- [Goal] Below is the data. Give it again, complete and exact.
===== Task data
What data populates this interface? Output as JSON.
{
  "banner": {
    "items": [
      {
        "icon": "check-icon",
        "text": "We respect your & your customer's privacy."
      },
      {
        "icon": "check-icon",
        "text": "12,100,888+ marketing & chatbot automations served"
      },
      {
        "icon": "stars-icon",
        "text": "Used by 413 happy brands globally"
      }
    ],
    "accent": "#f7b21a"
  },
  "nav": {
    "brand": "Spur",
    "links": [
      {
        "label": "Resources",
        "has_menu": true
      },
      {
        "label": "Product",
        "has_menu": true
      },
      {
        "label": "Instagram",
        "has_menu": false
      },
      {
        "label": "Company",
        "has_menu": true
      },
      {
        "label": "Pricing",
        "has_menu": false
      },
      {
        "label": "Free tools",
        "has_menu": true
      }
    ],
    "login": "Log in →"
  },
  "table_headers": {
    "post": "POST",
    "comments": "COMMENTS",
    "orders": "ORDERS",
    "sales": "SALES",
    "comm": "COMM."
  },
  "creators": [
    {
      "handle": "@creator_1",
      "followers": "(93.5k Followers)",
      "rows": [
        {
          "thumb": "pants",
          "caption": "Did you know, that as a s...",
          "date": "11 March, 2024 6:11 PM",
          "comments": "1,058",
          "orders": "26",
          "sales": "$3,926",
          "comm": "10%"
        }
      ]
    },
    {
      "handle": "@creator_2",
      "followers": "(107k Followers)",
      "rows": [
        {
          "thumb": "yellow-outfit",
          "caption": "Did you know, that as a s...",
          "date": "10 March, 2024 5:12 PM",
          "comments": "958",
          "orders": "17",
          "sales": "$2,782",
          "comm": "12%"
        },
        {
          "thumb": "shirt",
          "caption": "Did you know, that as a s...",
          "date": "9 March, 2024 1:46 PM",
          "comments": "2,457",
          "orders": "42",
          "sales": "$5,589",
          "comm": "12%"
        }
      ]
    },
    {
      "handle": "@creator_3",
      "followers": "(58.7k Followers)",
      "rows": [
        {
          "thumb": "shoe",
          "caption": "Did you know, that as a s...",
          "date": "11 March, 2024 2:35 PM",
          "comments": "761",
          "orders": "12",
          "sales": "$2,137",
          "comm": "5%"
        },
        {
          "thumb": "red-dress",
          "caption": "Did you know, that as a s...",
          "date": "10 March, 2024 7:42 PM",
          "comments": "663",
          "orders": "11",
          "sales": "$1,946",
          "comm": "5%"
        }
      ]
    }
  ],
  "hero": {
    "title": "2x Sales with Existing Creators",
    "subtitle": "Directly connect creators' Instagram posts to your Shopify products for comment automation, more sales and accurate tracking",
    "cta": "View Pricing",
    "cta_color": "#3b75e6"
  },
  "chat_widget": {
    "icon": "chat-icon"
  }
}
==========
- [Written reply]
What data populates this interface? Output as JSON.
{
  "banner": {
    "items": [
      {
        "icon": "check-icon",
        "text": "We respect your & your customer's privacy."
      },
      {
        "icon": "check-icon",
        "text": "12,100,888+ marketing & chatbot automations served"
      },
      {
        "icon": "stars-icon",
        "text": "Used by 413 happy brands globally"
      }
    ],
    "accent": "#f7b21a"
  },
  "nav": {
    "brand": "Spur",
    "links": [
      {
        "label": "Resources",
        "has_menu": true
      },
      {
        "label": "Product",
        "has_menu": true
      },
      {
        "label": "Instagram",
        "has_menu": false
      },
      {
        "label": "Company",
        "has_menu": true
      },
      {
        "label": "Pricing",
        "has_menu": false
      },
      {
        "label": "Free tools",
        "has_menu": true
      }
    ],
    "login": "Log in →"
  },
  "table_headers": {
    "post": "POST",
    "comments": "COMMENTS",
    "orders": "ORDERS",
    "sales": "SALES",
    "comm": "COMM."
  },
  "creators": [
    {
      "handle": "@creator_1",
      "followers": "(93.5k Followers)",
      "rows": [
        {
          "thumb": "pants",
          "caption": "Did you know, that as a s...",
          "date": "11 March, 2024 6:11 PM",
          "comments": "1,058",
          "orders": "26",
          "sales": "$3,926",
          "comm": "10%"
        }
      ]
    },
    {
      "handle": "@creator_2",
      "followers": "(107k Followers)",
      "rows": [
        {
          "thumb": "yellow-outfit",
          "caption": "Did you know, that as a s...",
          "date": "10 March, 2024 5:12 PM",
          "comments": "958",
          "orders": "17",
          "sales": "$2,782",
          "comm": "12%"
        },
        {
          "thumb": "shirt",
          "caption": "Did you know, that as a s...",
          "date": "9 March, 2024 1:46 PM",
          "comments": "2,457",
          "orders": "42",
          "sales": "$5,589",
          "comm": "12%"
        }
      ]
    },
    {
      "handle": "@creator_3",
      "followers": "(58.7k Followers)",
      "rows": [
        {
          "thumb": "shoe",
          "caption": "Did you know, that as a s...",
          "date": "11 March, 2024 2:35 PM",
          "comments": "761",
          "orders": "12",
          "sales": "$2,137",
          "comm": "5%"
        },
        {
          "thumb": "red-dress",
          "caption": "Did you know, that as a s...",
          "date": "10 March, 2024 7:42 PM",
          "comments": "663",
          "orders": "11",
          "sales": "$1,946",
          "comm": "5%"
        }
      ]
    }
  ],
  "hero": {
    "title": "2x Sales with Existing Creators",
    "subtitle": "Directly connect creators' Instagram posts to your Shopify products for comment automation, more sales and accurate tracking",
    "cta": "View Pricing",
    "cta_color": "#3b75e6"
  },
  "chat_widget": {
    "icon": "chat-icon"
  }
}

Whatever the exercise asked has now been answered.